Copy each line with the word "title" in it.

--- Begin ---

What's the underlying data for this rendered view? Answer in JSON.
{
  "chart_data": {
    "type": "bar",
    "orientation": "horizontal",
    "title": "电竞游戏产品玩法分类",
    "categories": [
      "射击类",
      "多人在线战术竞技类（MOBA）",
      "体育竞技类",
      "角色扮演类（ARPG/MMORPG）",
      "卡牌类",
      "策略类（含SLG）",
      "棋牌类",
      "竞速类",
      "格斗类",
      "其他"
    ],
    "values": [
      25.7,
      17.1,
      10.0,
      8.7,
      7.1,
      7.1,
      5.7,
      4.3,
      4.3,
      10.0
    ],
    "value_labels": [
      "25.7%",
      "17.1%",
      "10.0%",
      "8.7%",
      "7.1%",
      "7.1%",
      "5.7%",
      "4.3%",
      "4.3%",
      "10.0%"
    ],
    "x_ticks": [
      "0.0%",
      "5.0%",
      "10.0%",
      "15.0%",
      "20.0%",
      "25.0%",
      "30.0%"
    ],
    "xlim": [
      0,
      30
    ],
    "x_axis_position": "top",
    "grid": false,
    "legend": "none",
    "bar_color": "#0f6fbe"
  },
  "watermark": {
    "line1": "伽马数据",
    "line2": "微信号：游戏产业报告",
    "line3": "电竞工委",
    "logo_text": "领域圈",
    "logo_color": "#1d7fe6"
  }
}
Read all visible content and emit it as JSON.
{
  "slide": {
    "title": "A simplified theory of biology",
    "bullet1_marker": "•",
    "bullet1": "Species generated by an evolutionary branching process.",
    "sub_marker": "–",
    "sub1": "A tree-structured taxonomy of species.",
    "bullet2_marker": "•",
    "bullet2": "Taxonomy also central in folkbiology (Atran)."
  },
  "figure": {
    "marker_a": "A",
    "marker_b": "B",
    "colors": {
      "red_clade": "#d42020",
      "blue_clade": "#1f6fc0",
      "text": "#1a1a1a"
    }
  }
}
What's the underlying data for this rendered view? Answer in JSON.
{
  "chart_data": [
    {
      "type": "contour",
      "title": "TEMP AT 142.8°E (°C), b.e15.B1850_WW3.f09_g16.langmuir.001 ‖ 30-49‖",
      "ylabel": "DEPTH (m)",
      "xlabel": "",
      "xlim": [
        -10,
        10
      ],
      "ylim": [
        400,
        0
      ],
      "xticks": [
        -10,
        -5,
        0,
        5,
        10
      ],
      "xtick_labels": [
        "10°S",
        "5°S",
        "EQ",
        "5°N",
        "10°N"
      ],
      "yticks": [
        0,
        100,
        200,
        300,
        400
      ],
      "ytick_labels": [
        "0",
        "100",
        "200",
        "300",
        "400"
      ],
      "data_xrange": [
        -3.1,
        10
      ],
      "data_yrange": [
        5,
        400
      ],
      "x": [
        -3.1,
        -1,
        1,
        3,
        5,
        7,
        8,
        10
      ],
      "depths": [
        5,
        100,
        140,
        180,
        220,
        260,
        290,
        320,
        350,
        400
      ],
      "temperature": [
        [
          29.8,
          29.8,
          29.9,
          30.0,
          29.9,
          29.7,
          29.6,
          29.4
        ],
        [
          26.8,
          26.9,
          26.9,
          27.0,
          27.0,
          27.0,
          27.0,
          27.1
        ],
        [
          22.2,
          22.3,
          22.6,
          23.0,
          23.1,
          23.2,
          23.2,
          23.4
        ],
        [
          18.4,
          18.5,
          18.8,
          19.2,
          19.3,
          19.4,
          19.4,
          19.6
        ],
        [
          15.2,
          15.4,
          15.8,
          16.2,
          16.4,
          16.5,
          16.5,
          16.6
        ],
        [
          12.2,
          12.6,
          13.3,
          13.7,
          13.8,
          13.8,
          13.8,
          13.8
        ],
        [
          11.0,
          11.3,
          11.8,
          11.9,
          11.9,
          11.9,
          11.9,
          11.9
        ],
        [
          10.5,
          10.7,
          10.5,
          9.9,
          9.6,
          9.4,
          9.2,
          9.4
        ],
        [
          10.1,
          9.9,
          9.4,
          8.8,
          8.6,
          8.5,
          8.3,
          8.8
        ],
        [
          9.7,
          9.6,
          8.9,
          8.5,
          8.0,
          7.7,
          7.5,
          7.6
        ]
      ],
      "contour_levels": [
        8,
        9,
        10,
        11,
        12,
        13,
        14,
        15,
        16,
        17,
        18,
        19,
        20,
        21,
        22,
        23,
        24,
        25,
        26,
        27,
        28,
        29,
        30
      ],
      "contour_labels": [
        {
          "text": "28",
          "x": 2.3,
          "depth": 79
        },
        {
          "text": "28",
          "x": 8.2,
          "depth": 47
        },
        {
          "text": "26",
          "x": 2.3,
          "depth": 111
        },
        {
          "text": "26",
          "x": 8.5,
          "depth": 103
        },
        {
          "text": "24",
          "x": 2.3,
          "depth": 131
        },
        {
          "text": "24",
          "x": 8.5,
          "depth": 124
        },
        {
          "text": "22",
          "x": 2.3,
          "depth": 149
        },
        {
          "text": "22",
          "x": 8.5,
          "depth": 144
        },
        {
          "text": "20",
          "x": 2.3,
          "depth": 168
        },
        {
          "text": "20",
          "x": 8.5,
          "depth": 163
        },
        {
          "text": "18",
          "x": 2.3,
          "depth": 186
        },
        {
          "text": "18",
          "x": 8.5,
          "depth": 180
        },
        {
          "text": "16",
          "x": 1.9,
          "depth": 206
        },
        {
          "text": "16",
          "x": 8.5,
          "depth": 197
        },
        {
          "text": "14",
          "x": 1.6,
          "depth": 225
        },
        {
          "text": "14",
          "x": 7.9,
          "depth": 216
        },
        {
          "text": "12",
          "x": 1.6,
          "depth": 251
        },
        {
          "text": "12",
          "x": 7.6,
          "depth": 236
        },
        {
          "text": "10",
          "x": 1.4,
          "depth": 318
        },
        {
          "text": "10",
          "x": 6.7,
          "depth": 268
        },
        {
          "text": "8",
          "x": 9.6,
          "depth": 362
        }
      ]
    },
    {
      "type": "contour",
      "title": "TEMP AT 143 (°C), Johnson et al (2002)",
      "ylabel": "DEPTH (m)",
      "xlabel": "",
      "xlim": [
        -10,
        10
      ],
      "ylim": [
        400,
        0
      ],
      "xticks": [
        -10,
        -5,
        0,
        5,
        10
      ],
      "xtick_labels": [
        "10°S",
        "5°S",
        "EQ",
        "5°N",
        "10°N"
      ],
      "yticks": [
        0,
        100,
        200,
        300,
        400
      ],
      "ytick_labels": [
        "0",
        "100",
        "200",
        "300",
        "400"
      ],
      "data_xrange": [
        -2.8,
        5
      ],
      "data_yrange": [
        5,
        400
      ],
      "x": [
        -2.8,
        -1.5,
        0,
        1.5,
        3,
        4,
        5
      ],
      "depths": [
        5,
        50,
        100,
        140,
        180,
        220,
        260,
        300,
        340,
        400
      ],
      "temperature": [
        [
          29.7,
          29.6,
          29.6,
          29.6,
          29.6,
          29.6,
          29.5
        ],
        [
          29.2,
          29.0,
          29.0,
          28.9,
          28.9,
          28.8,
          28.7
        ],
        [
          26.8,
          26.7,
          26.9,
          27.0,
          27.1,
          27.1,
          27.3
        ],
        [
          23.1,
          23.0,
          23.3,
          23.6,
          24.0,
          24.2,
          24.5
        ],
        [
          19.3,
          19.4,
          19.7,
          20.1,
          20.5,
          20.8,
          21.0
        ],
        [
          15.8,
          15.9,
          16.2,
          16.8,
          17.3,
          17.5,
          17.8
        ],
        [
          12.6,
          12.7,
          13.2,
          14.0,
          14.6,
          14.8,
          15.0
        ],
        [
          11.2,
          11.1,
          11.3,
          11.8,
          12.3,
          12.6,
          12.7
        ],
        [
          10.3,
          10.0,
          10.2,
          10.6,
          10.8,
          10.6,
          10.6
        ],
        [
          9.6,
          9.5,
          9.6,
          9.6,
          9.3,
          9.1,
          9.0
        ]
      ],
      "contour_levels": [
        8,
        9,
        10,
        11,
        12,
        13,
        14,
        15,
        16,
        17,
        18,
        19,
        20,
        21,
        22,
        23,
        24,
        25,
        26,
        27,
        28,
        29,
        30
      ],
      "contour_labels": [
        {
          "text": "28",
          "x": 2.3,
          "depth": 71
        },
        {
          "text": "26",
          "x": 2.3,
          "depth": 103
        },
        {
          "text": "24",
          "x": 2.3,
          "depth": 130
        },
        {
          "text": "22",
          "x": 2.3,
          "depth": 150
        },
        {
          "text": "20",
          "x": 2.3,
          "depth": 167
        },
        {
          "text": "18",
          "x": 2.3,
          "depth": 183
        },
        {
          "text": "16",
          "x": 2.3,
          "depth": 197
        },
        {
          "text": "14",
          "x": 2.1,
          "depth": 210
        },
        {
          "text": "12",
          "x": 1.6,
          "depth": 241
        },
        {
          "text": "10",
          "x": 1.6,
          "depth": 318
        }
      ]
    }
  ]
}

--- End ---

# OUTPUT OF THE EXERCISE
    "title": "电竞游戏产品玩法分类",
    "title": "A simplified theory of biology",
      "title": "TEMP AT 142.8°E (°C), b.e15.B1850_WW3.f09_g16.langmuir.001 ‖ 30-49‖",
      "title": "TEMP AT 143 (°C), Johnson et al (2002)",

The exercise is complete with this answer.